**Exercise details:**
Read the records below and copy each line that contains "施工阶段".

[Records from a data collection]

***

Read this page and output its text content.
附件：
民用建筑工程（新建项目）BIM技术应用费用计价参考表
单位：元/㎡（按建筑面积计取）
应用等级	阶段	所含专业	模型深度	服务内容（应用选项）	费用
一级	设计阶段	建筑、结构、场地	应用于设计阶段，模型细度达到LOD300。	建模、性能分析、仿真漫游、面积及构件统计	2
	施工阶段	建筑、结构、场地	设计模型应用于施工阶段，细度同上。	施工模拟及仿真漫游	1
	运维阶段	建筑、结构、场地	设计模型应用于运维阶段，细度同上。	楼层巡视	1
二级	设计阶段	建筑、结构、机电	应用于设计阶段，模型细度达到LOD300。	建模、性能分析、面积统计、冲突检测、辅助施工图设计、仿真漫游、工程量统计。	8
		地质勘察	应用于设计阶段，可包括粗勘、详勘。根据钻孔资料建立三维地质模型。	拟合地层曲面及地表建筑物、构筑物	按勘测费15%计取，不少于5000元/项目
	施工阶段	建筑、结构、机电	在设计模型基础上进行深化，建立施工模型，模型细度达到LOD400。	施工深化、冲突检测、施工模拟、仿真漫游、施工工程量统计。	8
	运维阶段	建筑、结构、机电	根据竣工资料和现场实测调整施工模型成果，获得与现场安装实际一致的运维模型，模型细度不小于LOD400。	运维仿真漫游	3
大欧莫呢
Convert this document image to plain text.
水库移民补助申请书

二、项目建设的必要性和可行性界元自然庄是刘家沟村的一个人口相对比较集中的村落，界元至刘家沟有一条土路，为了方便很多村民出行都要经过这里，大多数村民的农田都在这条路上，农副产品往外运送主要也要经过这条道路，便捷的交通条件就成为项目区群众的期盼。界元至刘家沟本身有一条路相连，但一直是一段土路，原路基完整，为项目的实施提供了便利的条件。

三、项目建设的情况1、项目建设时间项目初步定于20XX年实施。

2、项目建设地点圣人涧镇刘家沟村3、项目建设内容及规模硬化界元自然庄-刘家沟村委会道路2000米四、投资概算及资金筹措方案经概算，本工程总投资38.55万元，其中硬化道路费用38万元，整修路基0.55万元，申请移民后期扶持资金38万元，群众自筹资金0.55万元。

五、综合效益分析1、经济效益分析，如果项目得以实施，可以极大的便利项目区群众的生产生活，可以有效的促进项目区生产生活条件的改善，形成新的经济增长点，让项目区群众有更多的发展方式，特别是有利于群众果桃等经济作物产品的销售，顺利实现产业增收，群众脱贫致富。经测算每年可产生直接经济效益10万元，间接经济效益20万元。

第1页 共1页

***

**Solution:**
	施工阶段	建筑、结构、场地	设计模型应用于施工阶段，细度同上。	施工模拟及仿真漫游	1
	施工阶段	建筑、结构、机电	在设计模型基础上进行深化，建立施工模型，模型细度达到LOD400。	施工深化、冲突检测、施工模拟、仿真漫游、施工工程量统计。	8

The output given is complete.